### Items
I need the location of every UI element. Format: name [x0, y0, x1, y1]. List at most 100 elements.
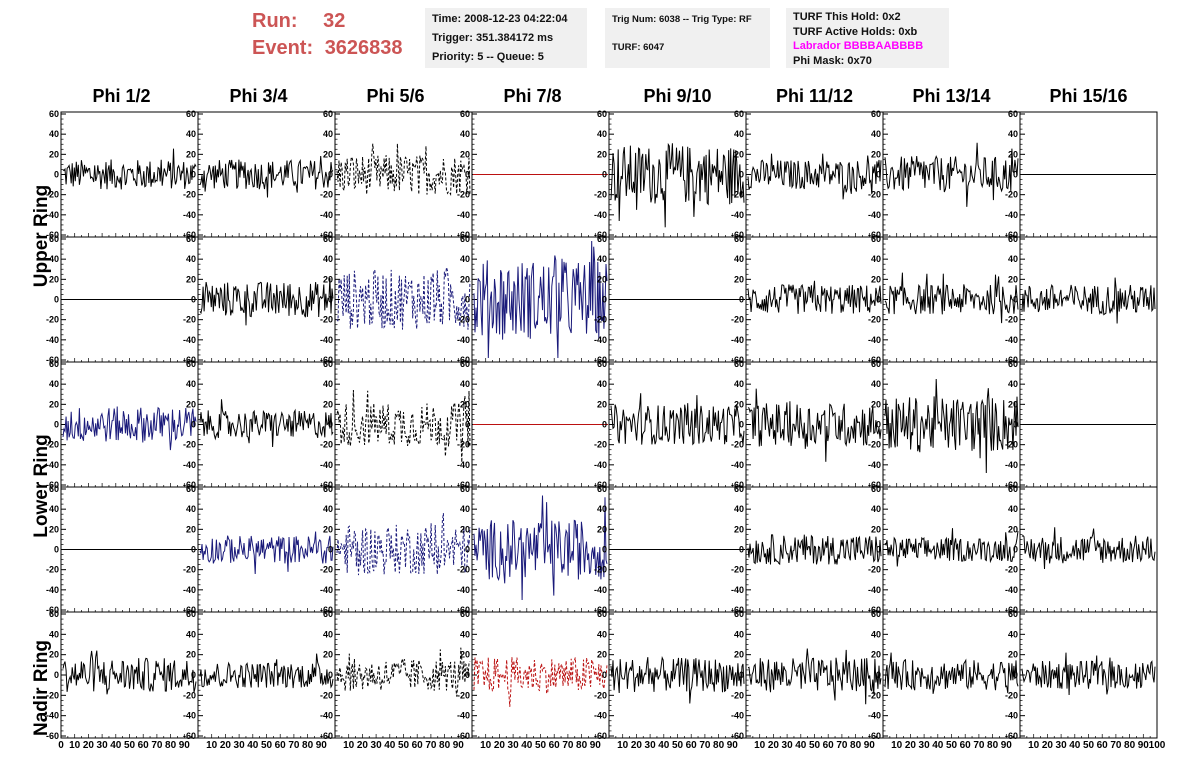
y-tick-label: -40	[320, 460, 333, 470]
y-tick-label: -60	[320, 480, 333, 490]
run-value: 32	[323, 10, 346, 32]
y-tick-label: 20	[49, 149, 59, 159]
x-tick-label: 20	[220, 740, 232, 751]
y-tick-label: 20	[597, 524, 607, 534]
y-tick-label: 40	[597, 379, 607, 389]
y-tick-label: 20	[49, 524, 59, 534]
x-tick-label: 20	[905, 740, 917, 751]
y-tick-label: -40	[868, 335, 881, 345]
waveform	[747, 648, 882, 705]
y-tick-label: -20	[457, 315, 470, 325]
x-tick-label: 90	[1138, 740, 1150, 751]
y-tick-label: -60	[731, 731, 744, 741]
x-tick-label: 40	[384, 740, 396, 751]
y-tick-label: 20	[597, 399, 607, 409]
y-tick-label: -60	[1005, 355, 1018, 365]
y-tick-label: 60	[871, 109, 881, 119]
y-tick-label: 40	[323, 254, 333, 264]
y-tick-label: -40	[320, 335, 333, 345]
x-tick-label: 60	[1097, 740, 1109, 751]
y-tick-label: 60	[460, 484, 470, 494]
x-tick-label: 50	[809, 740, 821, 751]
y-tick-label: -40	[320, 585, 333, 595]
y-tick-label: -40	[320, 210, 333, 220]
y-tick-label: 60	[49, 109, 59, 119]
x-tick-label: 90	[864, 740, 876, 751]
y-tick-label: 60	[1008, 484, 1018, 494]
phi-header-1-2: Phi 1/2	[92, 86, 151, 106]
y-tick-label: -20	[868, 190, 881, 200]
y-tick-label: 20	[460, 399, 470, 409]
y-tick-label: 0	[191, 295, 196, 305]
y-tick-label: 40	[734, 254, 744, 264]
y-tick-label: 20	[186, 524, 196, 534]
y-tick-label: -20	[183, 190, 196, 200]
x-tick-label: 30	[508, 740, 520, 751]
y-tick-label: 60	[323, 359, 333, 369]
y-tick-label: 40	[323, 504, 333, 514]
y-tick-label: 40	[1008, 379, 1018, 389]
y-tick-label: 0	[739, 295, 744, 305]
y-tick-label: 0	[602, 545, 607, 555]
x-tick-label: 90	[590, 740, 602, 751]
x-tick-label: 40	[247, 740, 259, 751]
x-tick-label: 10	[206, 740, 218, 751]
y-tick-label: -60	[46, 480, 59, 490]
x-tick-label: 60	[960, 740, 972, 751]
y-tick-label: 60	[49, 234, 59, 244]
y-tick-label: 40	[49, 129, 59, 139]
y-tick-label: 40	[186, 504, 196, 514]
y-tick-label: -60	[868, 355, 881, 365]
y-tick-label: -20	[183, 565, 196, 575]
x-tick-label: 50	[672, 740, 684, 751]
y-tick-label: -60	[594, 355, 607, 365]
y-tick-label: 20	[186, 650, 196, 660]
y-tick-label: 60	[597, 109, 607, 119]
x-tick-label: 70	[699, 740, 711, 751]
waveform	[336, 647, 471, 697]
waveform	[62, 406, 197, 451]
y-tick-label: 40	[1008, 254, 1018, 264]
y-tick-label: 20	[460, 524, 470, 534]
x-tick-label: 80	[713, 740, 725, 751]
phi-header-13-14: Phi 13/14	[912, 86, 991, 106]
y-tick-label: -20	[183, 690, 196, 700]
y-tick-label: -60	[868, 480, 881, 490]
y-tick-label: -20	[1005, 440, 1018, 450]
y-tick-label: 60	[460, 609, 470, 619]
y-tick-label: -20	[731, 190, 744, 200]
y-tick-label: -20	[46, 315, 59, 325]
y-tick-label: -40	[868, 460, 881, 470]
y-tick-label: 0	[739, 545, 744, 555]
y-tick-label: 20	[323, 524, 333, 534]
waveform	[1021, 277, 1156, 324]
y-tick-label: 20	[871, 274, 881, 284]
y-tick-label: -20	[1005, 690, 1018, 700]
x-tick-label: 70	[425, 740, 437, 751]
y-tick-label: 0	[876, 420, 881, 430]
y-tick-label: -20	[731, 565, 744, 575]
y-tick-label: 0	[328, 170, 333, 180]
y-tick-label: 60	[323, 609, 333, 619]
waveform	[199, 653, 334, 689]
y-tick-label: 0	[465, 420, 470, 430]
y-tick-label: -20	[731, 440, 744, 450]
y-tick-label: -40	[183, 460, 196, 470]
y-tick-label: -60	[868, 731, 881, 741]
phi-mask-line: Phi Mask: 0x70	[793, 54, 872, 67]
y-tick-label: 60	[186, 609, 196, 619]
waveform	[473, 657, 608, 707]
y-tick-label: 20	[186, 399, 196, 409]
y-tick-label: 0	[191, 170, 196, 180]
x-tick-label: 80	[165, 740, 177, 751]
y-tick-label: -20	[46, 190, 59, 200]
turf-info-box: TURF This Hold: 0x2 TURF Active Holds: 0…	[786, 8, 949, 68]
y-tick-label: 0	[328, 670, 333, 680]
y-tick-label: -40	[1005, 711, 1018, 721]
y-tick-label: 40	[734, 504, 744, 514]
y-tick-label: -20	[731, 315, 744, 325]
x-tick-label: 20	[83, 740, 95, 751]
x-tick-label: 60	[412, 740, 424, 751]
y-tick-label: -40	[1005, 335, 1018, 345]
y-tick-label: 40	[1008, 504, 1018, 514]
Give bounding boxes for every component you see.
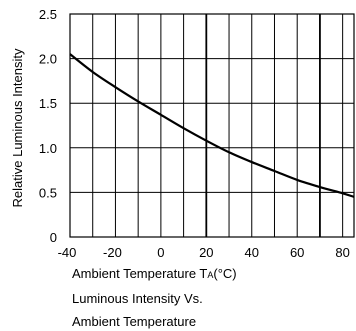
x-tick-labels: -40 -20 0 20 40 60 80	[58, 245, 350, 260]
y-tick-label: 1.0	[39, 141, 57, 156]
y-tick-labels: 0 0.5 1.0 1.5 2.0 2.5	[39, 7, 57, 245]
chart-title-line-1: Luminous Intensity Vs.	[72, 291, 203, 306]
x-axis-label-suffix: (°C)	[213, 266, 237, 281]
x-tick-label: -20	[103, 245, 122, 260]
x-axis-label-prefix: Ambient Temperature T	[72, 266, 208, 281]
grid	[70, 14, 354, 237]
x-tick-label: 60	[290, 245, 304, 260]
y-tick-label: 0	[50, 230, 57, 245]
y-tick-label: 0.5	[39, 185, 57, 200]
x-tick-label: 40	[245, 245, 259, 260]
x-axis-label-subscript: A	[207, 270, 214, 280]
x-tick-label: 20	[199, 245, 213, 260]
x-tick-label: 80	[335, 245, 349, 260]
plot-frame	[69, 13, 355, 238]
y-tick-label: 2.0	[39, 52, 57, 67]
chart-title-line-2: Ambient Temperature	[72, 314, 197, 329]
series-line	[69, 53, 355, 198]
y-tick-label: 2.5	[39, 7, 57, 22]
x-axis-label: Ambient Temperature TA(°C)	[72, 266, 237, 283]
chart: 0 0.5 1.0 1.5 2.0 2.5 -40 -20 0 20 40 60 80 Relativ…	[10, 7, 355, 260]
y-tick-label: 1.5	[39, 96, 57, 111]
y-axis-label: Relative Luminous Intensity	[10, 48, 25, 207]
x-tick-label: -40	[58, 245, 77, 260]
x-tick-label: 0	[157, 245, 164, 260]
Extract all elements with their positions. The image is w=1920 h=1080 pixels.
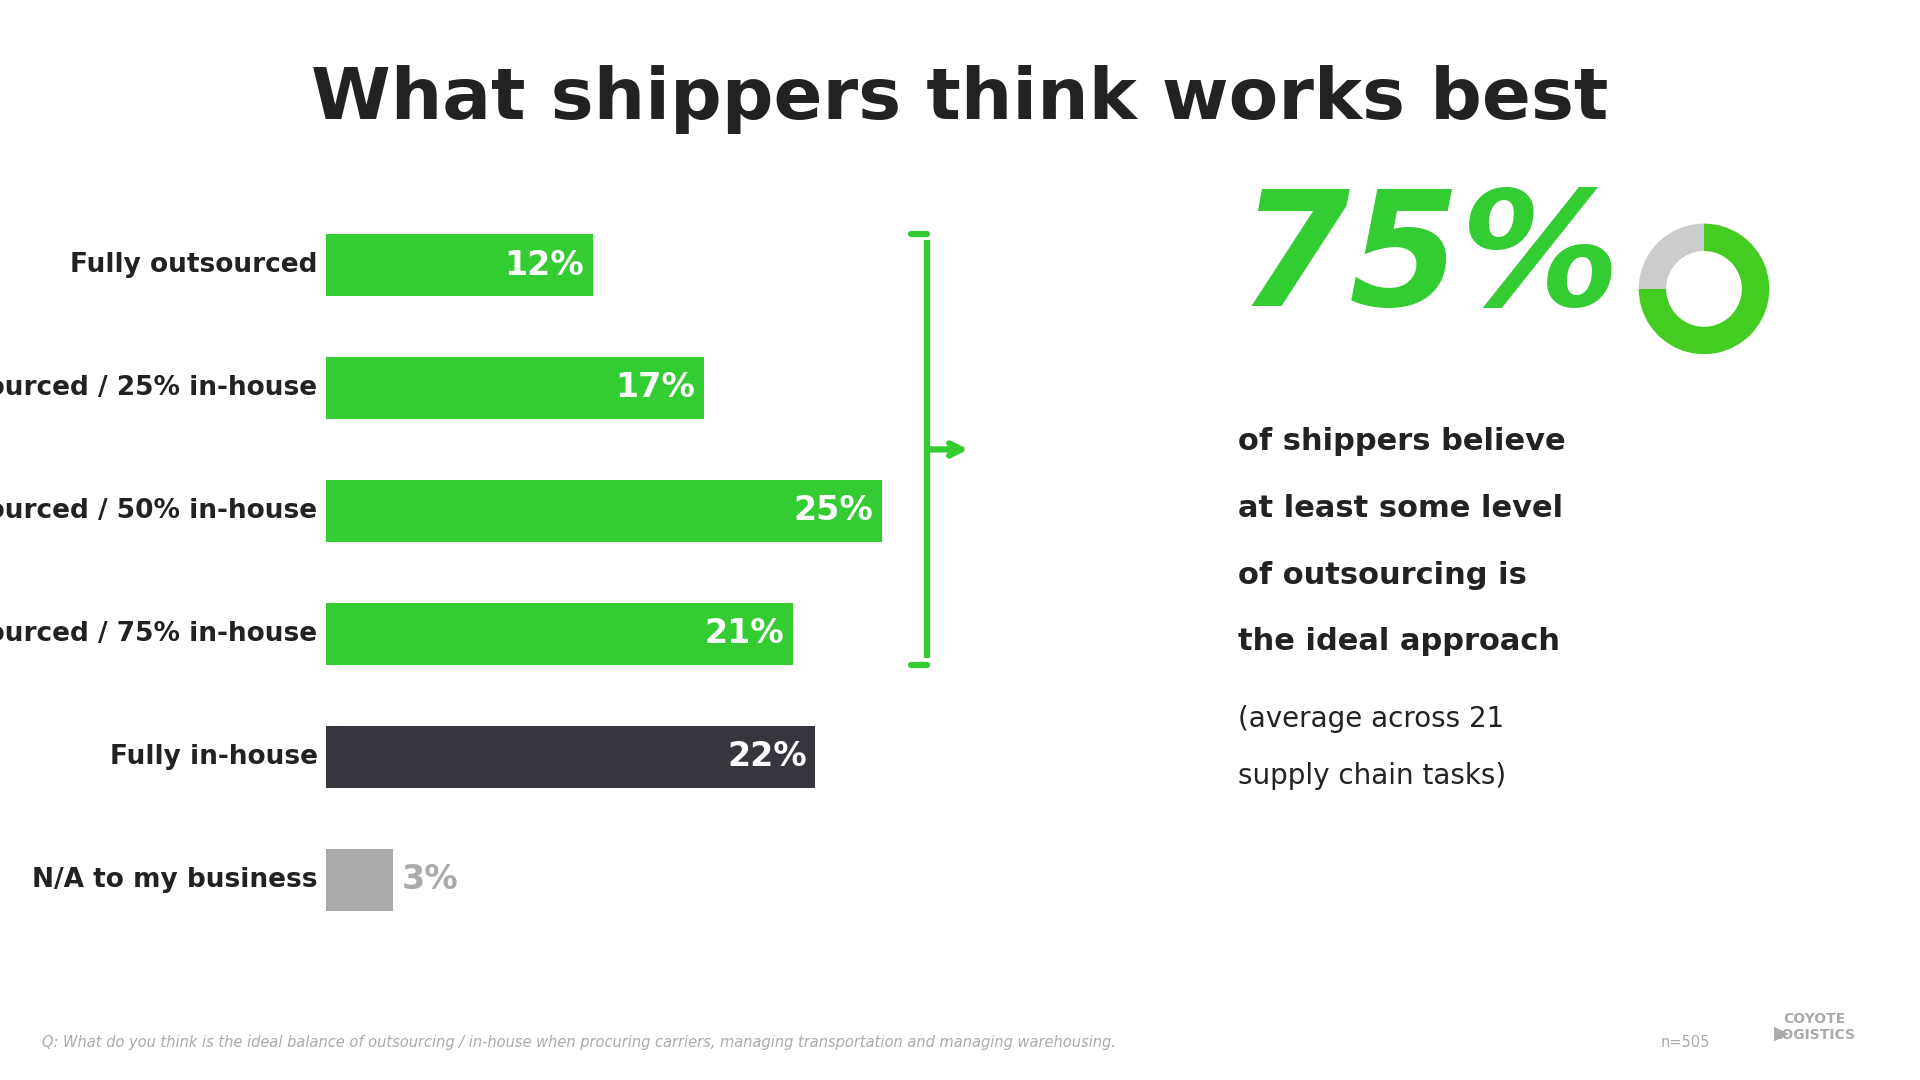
Text: 3%: 3%: [401, 863, 459, 896]
Bar: [326, 357, 705, 419]
Text: 75% outsourced / 25% in-house: 75% outsourced / 25% in-house: [0, 375, 317, 401]
Text: Q: What do you think is the ideal balance of outsourcing / in-house when procuri: Q: What do you think is the ideal balanc…: [42, 1035, 1116, 1050]
Text: What shippers think works best: What shippers think works best: [311, 65, 1609, 134]
Bar: [326, 849, 394, 910]
Text: ▶: ▶: [1774, 1023, 1789, 1042]
Text: of outsourcing is: of outsourcing is: [1238, 561, 1526, 590]
Text: of shippers believe: of shippers believe: [1238, 427, 1567, 456]
Text: at least some level: at least some level: [1238, 494, 1563, 523]
Text: 12%: 12%: [505, 248, 584, 282]
Text: (average across 21: (average across 21: [1238, 705, 1505, 733]
Text: 21%: 21%: [705, 618, 785, 650]
Wedge shape: [1640, 224, 1768, 354]
Text: Fully outsourced: Fully outsourced: [69, 252, 317, 278]
Bar: [326, 726, 816, 787]
Text: 22%: 22%: [728, 740, 806, 773]
Text: N/A to my business: N/A to my business: [33, 867, 317, 893]
Text: n=505: n=505: [1661, 1035, 1711, 1050]
Text: COYOTE
LOGISTICS: COYOTE LOGISTICS: [1774, 1012, 1855, 1042]
Bar: [326, 603, 793, 664]
Text: Fully in-house: Fully in-house: [109, 744, 317, 770]
Text: 25% outsourced / 75% in-house: 25% outsourced / 75% in-house: [0, 621, 317, 647]
Wedge shape: [1640, 224, 1705, 288]
Bar: [326, 234, 593, 296]
Text: 75%: 75%: [1238, 184, 1620, 339]
Text: supply chain tasks): supply chain tasks): [1238, 762, 1507, 791]
Text: the ideal approach: the ideal approach: [1238, 627, 1561, 657]
Text: 17%: 17%: [616, 372, 695, 405]
Text: 25%: 25%: [793, 495, 874, 527]
Bar: [326, 481, 881, 542]
Text: 50% outsourced / 50% in-house: 50% outsourced / 50% in-house: [0, 498, 317, 524]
######
What you should do
Please rewrite the part of the records that opens with the line containing "x-tick-labels: -40 -20" and closes with the line containing "Extract all elements", replacing "Ambient Temperature" with "Air Temperature" and leaving everything else unchanged.

Right answer
x-tick-labels: -40 -20 0 20 40 60 80	[58, 245, 350, 260]
y-tick-label: 1.0	[39, 141, 57, 156]
y-tick-labels: 0 0.5 1.0 1.5 2.0 2.5	[39, 7, 57, 245]
chart-title-line-1: Luminous Intensity Vs.	[72, 291, 203, 306]
x-axis-label-suffix: (°C)	[213, 266, 237, 281]
x-tick-label: -20	[103, 245, 122, 260]
x-axis-label-prefix: Air Temperature T	[72, 266, 208, 281]
grid	[70, 14, 354, 237]
x-tick-label: 60	[290, 245, 304, 260]
y-tick-label: 0	[50, 230, 57, 245]
y-tick-label: 0.5	[39, 185, 57, 200]
x-tick-label: 40	[245, 245, 259, 260]
x-axis-label-subscript: A	[207, 270, 214, 280]
x-tick-label: 20	[199, 245, 213, 260]
x-tick-label: 80	[335, 245, 349, 260]
plot-frame	[69, 13, 355, 238]
y-tick-label: 2.0	[39, 52, 57, 67]
chart-title-line-2: Air Temperature	[72, 314, 197, 329]
series-line	[69, 53, 355, 198]
y-tick-label: 2.5	[39, 7, 57, 22]
x-axis-label: Air Temperature TA(°C)	[72, 266, 237, 283]
chart: 0 0.5 1.0 1.5 2.0 2.5 -40 -20 0 20 40 60 80 Relativ…	[10, 7, 355, 260]
y-tick-label: 1.5	[39, 96, 57, 111]
y-axis-label: Relative Luminous Intensity	[10, 48, 25, 207]
x-tick-label: -40	[58, 245, 77, 260]
x-tick-label: 0	[157, 245, 164, 260]
Extract all elements with their positions. The image is w=1920 h=1080 pixels.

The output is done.